TASK DIRECTIONS
The data must be returned in full and exactly as given.
— Start of PROVIDED DATA —
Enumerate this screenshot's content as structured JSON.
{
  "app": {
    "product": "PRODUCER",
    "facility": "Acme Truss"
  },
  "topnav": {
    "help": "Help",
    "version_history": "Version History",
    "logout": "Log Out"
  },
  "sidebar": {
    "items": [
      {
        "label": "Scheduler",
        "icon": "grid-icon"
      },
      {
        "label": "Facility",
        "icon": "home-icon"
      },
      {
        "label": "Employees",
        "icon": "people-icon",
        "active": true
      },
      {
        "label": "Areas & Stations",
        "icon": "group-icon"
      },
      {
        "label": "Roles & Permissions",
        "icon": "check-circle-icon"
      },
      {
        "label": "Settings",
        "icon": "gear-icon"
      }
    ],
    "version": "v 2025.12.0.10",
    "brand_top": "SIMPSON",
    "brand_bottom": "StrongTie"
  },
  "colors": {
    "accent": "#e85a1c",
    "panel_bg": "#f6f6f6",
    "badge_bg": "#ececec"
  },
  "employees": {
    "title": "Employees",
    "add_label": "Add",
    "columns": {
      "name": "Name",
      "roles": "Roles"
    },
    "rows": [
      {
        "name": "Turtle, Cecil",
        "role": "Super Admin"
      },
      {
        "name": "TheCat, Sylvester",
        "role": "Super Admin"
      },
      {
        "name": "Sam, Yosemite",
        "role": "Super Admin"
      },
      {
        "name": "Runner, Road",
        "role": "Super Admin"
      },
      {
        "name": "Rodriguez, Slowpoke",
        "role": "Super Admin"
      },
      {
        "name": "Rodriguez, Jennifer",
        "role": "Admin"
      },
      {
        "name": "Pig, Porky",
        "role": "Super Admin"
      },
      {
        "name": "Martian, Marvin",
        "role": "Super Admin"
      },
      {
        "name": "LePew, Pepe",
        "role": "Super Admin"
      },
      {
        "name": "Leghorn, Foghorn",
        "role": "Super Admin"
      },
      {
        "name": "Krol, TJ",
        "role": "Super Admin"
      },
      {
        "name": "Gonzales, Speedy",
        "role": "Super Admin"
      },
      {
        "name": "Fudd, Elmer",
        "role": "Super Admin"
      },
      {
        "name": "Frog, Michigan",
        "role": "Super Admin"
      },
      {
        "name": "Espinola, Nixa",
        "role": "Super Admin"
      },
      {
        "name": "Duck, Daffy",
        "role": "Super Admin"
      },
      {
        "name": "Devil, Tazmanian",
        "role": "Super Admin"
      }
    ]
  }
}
— End of PROVIDED DATA —
TASK OUTPUT
Enumerate this screenshot's content as structured JSON.
{
  "app": {
    "product": "PRODUCER",
    "facility": "Acme Truss"
  },
  "topnav": {
    "help": "Help",
    "version_history": "Version History",
    "logout": "Log Out"
  },
  "sidebar": {
    "items": [
      {
        "label": "Scheduler",
        "icon": "grid-icon"
      },
      {
        "label": "Facility",
        "icon": "home-icon"
      },
      {
        "label": "Employees",
        "icon": "people-icon",
        "active": true
      },
      {
        "label": "Areas & Stations",
        "icon": "group-icon"
      },
      {
        "label": "Roles & Permissions",
        "icon": "check-circle-icon"
      },
      {
        "label": "Settings",
        "icon": "gear-icon"
      }
    ],
    "version": "v 2025.12.0.10",
    "brand_top": "SIMPSON",
    "brand_bottom": "StrongTie"
  },
  "colors": {
    "accent": "#e85a1c",
    "panel_bg": "#f6f6f6",
    "badge_bg": "#ececec"
  },
  "employees": {
    "title": "Employees",
    "add_label": "Add",
    "columns": {
      "name": "Name",
      "roles": "Roles"
    },
    "rows": [
      {
        "name": "Turtle, Cecil",
        "role": "Super Admin"
      },
      {
        "name": "TheCat, Sylvester",
        "role": "Super Admin"
      },
      {
        "name": "Sam, Yosemite",
        "role": "Super Admin"
      },
      {
        "name": "Runner, Road",
        "role": "Super Admin"
      },
      {
        "name": "Rodriguez, Slowpoke",
        "role": "Super Admin"
      },
      {
        "name": "Rodriguez, Jennifer",
        "role": "Admin"
      },
      {
        "name": "Pig, Porky",
        "role": "Super Admin"
      },
      {
        "name": "Martian, Marvin",
        "role": "Super Admin"
      },
      {
        "name": "LePew, Pepe",
        "role": "Super Admin"
      },
      {
        "name": "Leghorn, Foghorn",
        "role": "Super Admin"
      },
      {
        "name": "Krol, TJ",
        "role": "Super Admin"
      },
      {
        "name": "Gonzales, Speedy",
        "role": "Super Admin"
      },
      {
        "name": "Fudd, Elmer",
        "role": "Super Admin"
      },
      {
        "name": "Frog, Michigan",
        "role": "Super Admin"
      },
      {
        "name": "Espinola, Nixa",
        "role": "Super Admin"
      },
      {
        "name": "Duck, Daffy",
        "role": "Super Admin"
      },
      {
        "name": "Devil, Tazmanian",
        "role": "Super Admin"
      }
    ]
  }
}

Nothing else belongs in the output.